EXERCISE » Count every line in the following entries where the word "sono" appears. Give the count alone.

(Data entries)
·····
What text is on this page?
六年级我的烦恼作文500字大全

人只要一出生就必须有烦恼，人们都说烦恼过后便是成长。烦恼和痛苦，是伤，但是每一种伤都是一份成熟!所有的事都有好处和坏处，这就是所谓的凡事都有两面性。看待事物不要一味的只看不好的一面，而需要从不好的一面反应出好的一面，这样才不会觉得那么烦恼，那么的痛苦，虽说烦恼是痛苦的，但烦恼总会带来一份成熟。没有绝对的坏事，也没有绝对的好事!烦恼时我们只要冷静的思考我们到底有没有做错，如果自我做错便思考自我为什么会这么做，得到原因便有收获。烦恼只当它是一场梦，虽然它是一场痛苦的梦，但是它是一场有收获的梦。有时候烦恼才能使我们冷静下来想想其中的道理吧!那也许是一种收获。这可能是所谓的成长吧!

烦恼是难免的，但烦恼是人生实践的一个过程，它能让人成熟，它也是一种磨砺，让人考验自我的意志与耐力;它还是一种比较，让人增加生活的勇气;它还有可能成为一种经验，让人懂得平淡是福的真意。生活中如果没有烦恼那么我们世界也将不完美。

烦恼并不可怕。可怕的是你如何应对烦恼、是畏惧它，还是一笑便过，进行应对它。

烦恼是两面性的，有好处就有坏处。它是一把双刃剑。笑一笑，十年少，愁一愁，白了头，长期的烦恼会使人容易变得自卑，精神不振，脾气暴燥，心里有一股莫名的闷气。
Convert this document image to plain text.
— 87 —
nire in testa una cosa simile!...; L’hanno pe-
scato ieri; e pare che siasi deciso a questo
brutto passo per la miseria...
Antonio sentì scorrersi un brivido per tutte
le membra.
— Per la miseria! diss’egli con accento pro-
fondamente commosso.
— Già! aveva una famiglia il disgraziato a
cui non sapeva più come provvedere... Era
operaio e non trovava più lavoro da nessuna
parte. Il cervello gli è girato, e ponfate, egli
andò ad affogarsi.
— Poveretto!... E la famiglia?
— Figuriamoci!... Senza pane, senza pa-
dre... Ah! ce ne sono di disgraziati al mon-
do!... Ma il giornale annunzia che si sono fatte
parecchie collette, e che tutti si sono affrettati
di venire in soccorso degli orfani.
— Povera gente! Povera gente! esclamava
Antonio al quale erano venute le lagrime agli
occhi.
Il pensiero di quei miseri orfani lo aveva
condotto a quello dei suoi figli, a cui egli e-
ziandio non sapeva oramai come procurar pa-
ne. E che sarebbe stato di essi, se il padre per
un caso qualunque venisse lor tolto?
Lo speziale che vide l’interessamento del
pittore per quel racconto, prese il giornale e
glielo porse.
·····
COMPLETED EXERCISE » 3